## REQUEST:
Identify the lines that include the word "Years", then copy all of them.

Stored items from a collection
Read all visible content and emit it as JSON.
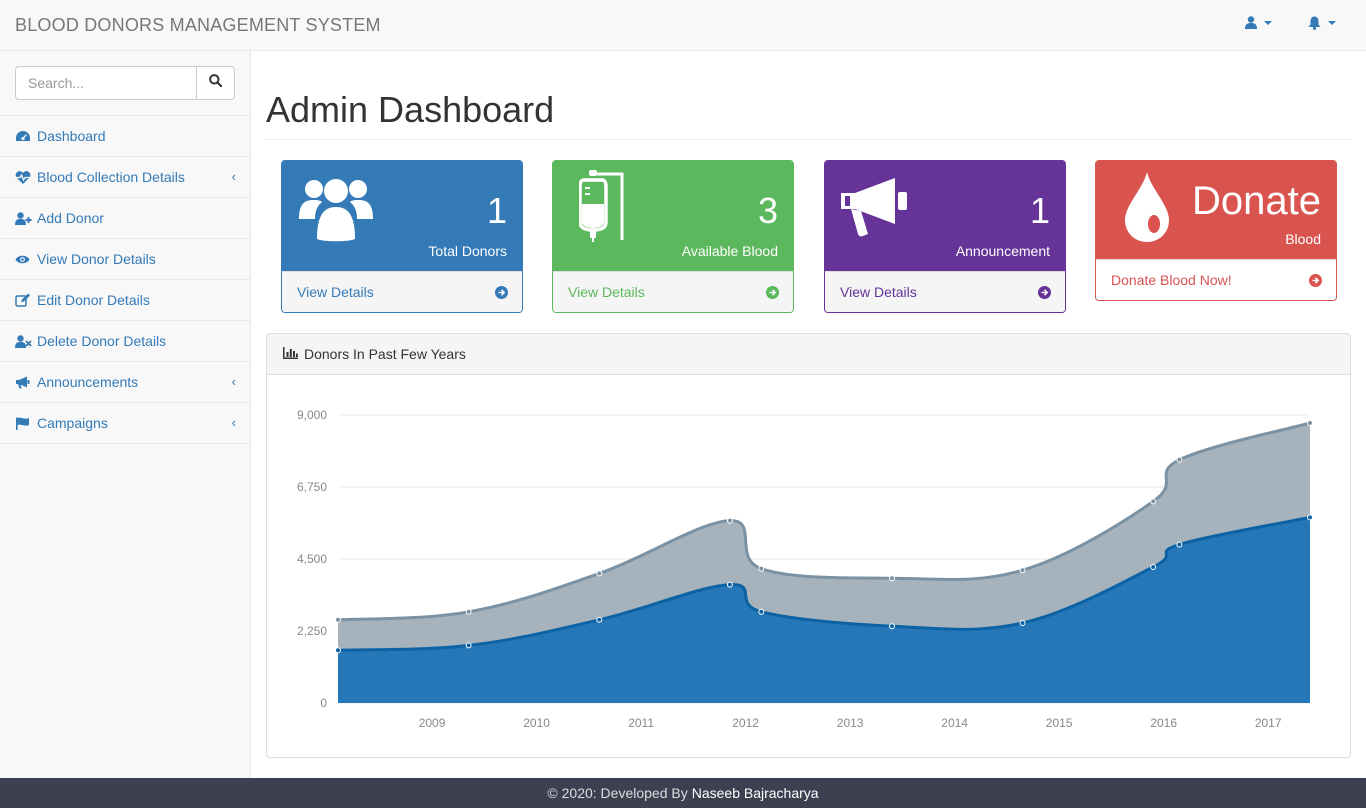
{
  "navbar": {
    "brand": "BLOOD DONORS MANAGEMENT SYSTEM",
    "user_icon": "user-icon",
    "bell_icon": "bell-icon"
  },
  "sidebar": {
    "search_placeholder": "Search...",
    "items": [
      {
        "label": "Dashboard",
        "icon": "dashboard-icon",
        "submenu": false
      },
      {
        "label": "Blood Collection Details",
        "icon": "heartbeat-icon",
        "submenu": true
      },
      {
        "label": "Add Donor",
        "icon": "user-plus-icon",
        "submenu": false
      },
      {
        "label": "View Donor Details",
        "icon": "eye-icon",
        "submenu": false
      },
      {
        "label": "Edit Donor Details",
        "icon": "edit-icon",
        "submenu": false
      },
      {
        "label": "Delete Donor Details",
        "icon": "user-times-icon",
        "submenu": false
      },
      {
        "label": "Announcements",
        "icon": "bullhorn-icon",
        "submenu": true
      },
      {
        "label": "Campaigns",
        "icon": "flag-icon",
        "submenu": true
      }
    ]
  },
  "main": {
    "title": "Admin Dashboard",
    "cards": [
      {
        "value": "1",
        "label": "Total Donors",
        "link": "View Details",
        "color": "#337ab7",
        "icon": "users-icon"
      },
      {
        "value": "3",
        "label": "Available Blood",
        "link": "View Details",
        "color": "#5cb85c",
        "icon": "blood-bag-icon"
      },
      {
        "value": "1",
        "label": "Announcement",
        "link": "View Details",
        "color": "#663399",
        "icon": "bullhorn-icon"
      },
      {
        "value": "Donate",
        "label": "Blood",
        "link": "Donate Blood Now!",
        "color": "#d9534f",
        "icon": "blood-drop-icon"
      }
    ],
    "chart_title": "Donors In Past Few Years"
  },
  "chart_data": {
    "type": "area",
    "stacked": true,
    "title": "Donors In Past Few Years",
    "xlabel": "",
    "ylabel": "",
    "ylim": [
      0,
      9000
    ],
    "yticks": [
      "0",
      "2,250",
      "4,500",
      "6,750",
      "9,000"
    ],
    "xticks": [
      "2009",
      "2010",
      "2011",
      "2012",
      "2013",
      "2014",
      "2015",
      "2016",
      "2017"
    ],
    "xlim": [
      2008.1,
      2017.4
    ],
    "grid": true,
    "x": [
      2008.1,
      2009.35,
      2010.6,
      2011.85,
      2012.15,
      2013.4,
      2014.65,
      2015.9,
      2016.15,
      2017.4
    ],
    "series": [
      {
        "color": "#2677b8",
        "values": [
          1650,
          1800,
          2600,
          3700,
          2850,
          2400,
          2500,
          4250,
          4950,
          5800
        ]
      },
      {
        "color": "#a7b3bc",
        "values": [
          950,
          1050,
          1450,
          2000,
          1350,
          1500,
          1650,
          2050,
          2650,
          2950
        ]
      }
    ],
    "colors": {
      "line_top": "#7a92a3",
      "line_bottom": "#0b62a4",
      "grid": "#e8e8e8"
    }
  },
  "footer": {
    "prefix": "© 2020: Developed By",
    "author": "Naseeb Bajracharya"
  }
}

* * *

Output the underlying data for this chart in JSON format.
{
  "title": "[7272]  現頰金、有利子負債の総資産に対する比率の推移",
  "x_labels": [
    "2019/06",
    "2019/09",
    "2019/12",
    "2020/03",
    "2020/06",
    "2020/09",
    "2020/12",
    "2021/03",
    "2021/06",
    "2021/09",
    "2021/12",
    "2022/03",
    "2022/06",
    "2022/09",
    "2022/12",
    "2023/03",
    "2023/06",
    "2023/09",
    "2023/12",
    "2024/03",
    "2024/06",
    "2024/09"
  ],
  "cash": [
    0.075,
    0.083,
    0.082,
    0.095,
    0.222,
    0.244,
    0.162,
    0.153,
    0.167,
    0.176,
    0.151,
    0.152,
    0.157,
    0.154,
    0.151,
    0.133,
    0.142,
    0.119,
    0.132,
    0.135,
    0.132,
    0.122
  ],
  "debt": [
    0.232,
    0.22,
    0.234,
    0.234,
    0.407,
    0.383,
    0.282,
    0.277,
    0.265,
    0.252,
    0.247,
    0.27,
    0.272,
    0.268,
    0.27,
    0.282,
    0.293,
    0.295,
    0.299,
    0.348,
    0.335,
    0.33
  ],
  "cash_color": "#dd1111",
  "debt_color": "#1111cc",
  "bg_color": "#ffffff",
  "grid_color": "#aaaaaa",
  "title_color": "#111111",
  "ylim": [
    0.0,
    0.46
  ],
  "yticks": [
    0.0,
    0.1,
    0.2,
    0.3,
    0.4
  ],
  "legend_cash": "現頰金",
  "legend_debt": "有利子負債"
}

...

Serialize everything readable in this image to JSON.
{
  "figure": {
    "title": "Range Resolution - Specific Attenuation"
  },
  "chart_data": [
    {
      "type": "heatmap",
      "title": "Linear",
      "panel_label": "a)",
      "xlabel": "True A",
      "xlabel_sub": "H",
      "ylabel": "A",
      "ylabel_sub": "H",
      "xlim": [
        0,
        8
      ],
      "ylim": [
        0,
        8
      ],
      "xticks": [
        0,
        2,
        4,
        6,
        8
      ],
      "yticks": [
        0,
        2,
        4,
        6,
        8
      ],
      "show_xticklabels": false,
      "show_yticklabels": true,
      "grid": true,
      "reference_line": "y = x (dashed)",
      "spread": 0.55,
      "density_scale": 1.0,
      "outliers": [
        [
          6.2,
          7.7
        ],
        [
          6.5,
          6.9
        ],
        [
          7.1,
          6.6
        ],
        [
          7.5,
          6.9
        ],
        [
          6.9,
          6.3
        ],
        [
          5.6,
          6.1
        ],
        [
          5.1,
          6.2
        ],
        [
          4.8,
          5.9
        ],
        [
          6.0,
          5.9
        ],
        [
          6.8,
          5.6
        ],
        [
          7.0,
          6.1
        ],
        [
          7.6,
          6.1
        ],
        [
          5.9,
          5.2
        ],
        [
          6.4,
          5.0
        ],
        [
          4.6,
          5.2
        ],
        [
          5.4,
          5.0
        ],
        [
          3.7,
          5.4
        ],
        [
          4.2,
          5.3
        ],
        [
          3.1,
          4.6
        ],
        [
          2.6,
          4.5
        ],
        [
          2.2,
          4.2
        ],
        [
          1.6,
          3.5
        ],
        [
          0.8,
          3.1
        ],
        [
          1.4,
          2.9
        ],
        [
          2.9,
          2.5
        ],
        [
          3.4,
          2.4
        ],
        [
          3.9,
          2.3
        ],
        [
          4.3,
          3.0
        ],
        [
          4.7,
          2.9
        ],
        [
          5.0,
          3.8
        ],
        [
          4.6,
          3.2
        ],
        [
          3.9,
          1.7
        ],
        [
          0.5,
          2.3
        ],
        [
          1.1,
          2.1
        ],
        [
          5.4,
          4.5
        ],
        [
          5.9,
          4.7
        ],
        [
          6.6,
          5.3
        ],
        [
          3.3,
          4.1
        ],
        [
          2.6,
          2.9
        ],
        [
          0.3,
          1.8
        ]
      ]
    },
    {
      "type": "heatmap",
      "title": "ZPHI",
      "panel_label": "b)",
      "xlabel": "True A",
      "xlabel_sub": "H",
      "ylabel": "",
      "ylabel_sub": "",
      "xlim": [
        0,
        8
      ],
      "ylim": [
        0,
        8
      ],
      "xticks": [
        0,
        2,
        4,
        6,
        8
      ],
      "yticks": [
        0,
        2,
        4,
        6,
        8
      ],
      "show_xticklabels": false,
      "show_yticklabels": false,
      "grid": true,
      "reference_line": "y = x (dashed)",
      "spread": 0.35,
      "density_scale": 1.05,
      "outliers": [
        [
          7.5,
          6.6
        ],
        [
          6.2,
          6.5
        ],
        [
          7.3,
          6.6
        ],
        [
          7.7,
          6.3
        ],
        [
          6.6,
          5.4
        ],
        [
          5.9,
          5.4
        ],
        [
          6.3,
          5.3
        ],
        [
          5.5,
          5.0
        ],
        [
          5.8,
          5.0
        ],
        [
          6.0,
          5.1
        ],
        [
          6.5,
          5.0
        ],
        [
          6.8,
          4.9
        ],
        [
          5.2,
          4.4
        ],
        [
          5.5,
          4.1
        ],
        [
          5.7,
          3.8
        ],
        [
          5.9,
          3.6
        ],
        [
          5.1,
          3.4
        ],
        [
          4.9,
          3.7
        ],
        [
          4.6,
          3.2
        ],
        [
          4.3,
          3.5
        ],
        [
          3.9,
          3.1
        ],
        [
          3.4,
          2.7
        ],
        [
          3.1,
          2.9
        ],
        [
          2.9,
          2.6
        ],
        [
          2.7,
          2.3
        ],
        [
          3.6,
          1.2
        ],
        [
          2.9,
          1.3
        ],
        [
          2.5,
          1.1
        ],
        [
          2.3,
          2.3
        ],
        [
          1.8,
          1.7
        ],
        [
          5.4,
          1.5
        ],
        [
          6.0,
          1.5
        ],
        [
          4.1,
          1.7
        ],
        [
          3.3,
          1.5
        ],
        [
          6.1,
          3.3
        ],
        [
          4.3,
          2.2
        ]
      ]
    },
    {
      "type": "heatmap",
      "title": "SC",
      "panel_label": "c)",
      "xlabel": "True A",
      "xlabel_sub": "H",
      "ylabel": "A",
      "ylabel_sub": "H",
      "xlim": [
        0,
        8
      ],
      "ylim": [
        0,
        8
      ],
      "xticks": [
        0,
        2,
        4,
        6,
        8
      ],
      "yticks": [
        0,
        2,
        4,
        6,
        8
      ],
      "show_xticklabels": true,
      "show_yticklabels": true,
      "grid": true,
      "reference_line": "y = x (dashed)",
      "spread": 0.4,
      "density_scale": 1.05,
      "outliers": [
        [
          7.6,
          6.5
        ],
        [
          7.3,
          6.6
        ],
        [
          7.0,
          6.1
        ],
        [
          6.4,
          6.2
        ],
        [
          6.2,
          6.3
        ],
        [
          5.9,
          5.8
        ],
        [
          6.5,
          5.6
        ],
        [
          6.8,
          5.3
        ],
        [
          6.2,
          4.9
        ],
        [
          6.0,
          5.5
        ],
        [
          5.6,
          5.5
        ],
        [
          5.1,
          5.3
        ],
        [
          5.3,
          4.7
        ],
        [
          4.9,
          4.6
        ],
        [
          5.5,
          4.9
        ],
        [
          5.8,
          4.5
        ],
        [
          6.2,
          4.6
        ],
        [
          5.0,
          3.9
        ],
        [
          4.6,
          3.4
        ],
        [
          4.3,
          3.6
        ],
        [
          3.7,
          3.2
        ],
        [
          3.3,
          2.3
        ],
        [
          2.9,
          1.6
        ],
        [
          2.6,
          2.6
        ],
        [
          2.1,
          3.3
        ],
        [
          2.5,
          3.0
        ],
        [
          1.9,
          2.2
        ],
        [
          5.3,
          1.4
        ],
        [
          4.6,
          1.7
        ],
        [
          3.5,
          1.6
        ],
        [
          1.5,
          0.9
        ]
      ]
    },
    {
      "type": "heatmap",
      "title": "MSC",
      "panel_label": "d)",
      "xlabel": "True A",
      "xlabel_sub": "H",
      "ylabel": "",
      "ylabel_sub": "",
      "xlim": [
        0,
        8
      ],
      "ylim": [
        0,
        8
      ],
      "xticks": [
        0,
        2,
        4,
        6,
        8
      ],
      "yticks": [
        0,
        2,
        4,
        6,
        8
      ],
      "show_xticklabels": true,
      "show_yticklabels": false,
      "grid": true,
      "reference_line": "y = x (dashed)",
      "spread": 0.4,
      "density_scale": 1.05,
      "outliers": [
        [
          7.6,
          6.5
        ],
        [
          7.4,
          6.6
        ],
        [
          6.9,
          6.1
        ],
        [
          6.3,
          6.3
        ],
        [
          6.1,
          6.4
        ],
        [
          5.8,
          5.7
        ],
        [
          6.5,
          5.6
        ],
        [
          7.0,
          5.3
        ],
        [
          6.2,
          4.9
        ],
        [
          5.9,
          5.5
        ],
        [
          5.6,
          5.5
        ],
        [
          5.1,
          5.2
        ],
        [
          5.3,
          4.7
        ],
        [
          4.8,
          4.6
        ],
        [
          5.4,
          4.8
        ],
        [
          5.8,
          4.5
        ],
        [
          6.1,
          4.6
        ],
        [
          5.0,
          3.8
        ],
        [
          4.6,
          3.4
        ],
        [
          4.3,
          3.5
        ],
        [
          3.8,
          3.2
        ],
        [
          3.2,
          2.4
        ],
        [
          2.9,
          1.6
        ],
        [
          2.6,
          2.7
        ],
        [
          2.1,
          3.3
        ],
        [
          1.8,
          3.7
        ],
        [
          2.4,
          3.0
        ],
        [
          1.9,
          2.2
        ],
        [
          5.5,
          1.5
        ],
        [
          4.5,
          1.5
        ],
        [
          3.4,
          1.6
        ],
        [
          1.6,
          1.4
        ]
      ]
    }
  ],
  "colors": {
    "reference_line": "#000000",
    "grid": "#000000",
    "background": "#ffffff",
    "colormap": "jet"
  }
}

## EXERCISE OUTPUT:
    "chart_title": "Donors In Past Few Years"
    "title": "Donors In Past Few Years",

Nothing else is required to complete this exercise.